WHAT YOU SHOULD DO:
In the data below, find every line that has the string "this", and copy it.

DATA FOR THE TASK:

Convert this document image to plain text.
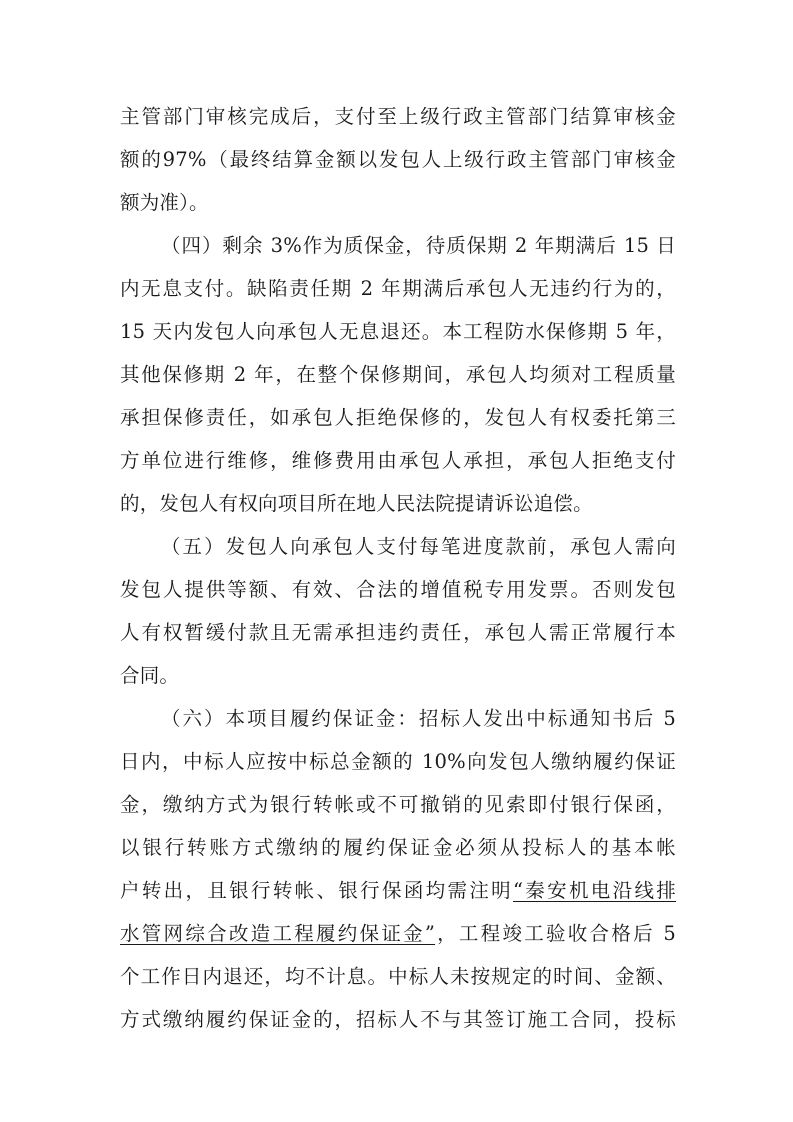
主管部门审核完成后，支付至上级行政主管部门结算审核金
额的97%（最终结算金额以发包人上级行政主管部门审核金
额为准）。
（四）剩余 3%作为质保金，待质保期 2 年期满后 15 日
内无息支付。缺陷责任期 2 年期满后承包人无违约行为的，
15 天内发包人向承包人无息退还。本工程防水保修期 5 年，
其他保修期 2 年，在整个保修期间，承包人均须对工程质量
承担保修责任，如承包人拒绝保修的，发包人有权委托第三
方单位进行维修，维修费用由承包人承担，承包人拒绝支付
的，发包人有权向项目所在地人民法院提请诉讼追偿。
（五）发包人向承包人支付每笔进度款前，承包人需向
发包人提供等额、有效、合法的增值税专用发票。否则发包
人有权暂缓付款且无需承担违约责任，承包人需正常履行本
合同。
（六）本项目履约保证金：招标人发出中标通知书后 5
日内，中标人应按中标总金额的 10%向发包人缴纳履约保证
金，缴纳方式为银行转帐或不可撤销的见索即付银行保函，
以银行转账方式缴纳的履约保证金必须从投标人的基本帐
户转出，且银行转帐、银行保函均需注明“秦安机电沿线排
水管网综合改造工程履约保证金”，工程竣工验收合格后 5
个工作日内退还，均不计息。中标人未按规定的时间、金额、
方式缴纳履约保证金的，招标人不与其签订施工合同，投标
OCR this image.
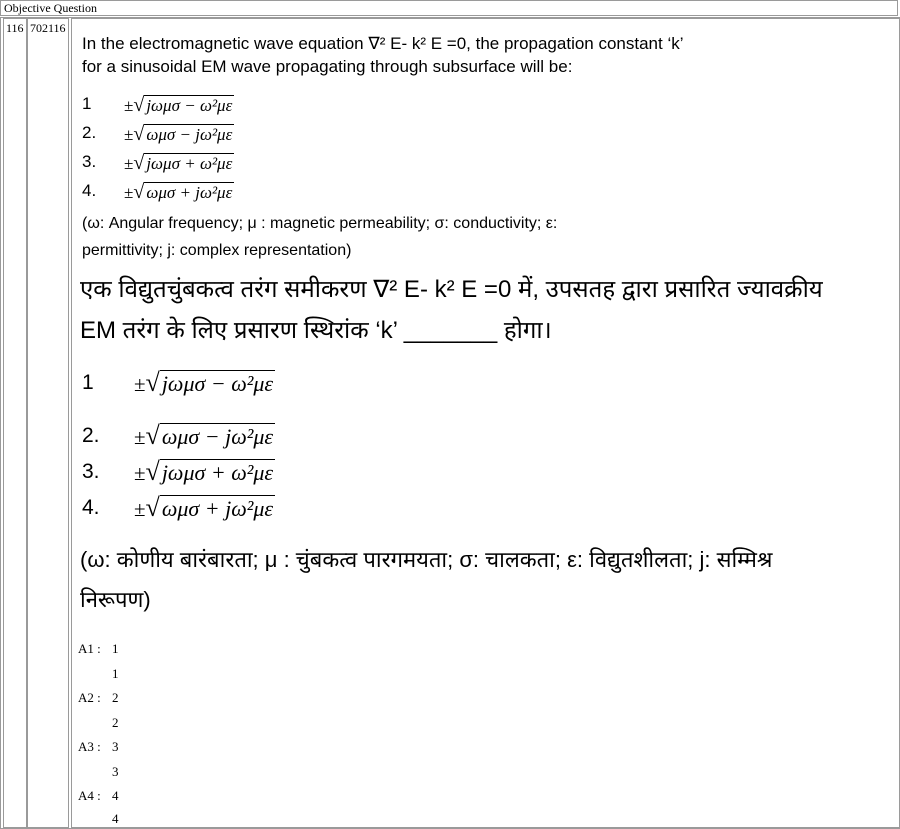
Objective Question
116 702116
In the electromagnetic wave equation ∇² E- k² E =0, the propagation constant ‘k’
for a sinusoidal EM wave propagating through subsurface will be:
1 ±√ jωμσ − ω²με
2. ±√ ωμσ − jω²με
3. ±√ jωμσ + ω²με
4. ±√ ωμσ + jω²με
(ω: Angular frequency; μ : magnetic permeability; σ: conductivity; ε:
permittivity; j: complex representation)
एक विद्युतचुंबकत्व तरंग समीकरण ∇² E- k² E =0 में, उपसतह द्वारा प्रसारित ज्यावक्रीय
EM तरंग के लिए प्रसारण स्थिरांक ‘k’ _______ होगा।
1 ±√jωμσ − ω²με
2. ±√ωμσ − jω²με
3. ±√jωμσ + ω²με
4. ±√ωμσ + jω²με
(ω: कोणीय बारंबारता; μ : चुंबकत्व पारगमयता; σ: चालकता; ε: विद्युतशीलता; j: सम्मिश्र
निरूपण)
A1 : 1
1
A2 : 2
2
A3 : 3
3
A4 : 4
4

TASK RESULT:
Convert this document image to plain text.
OCR this image.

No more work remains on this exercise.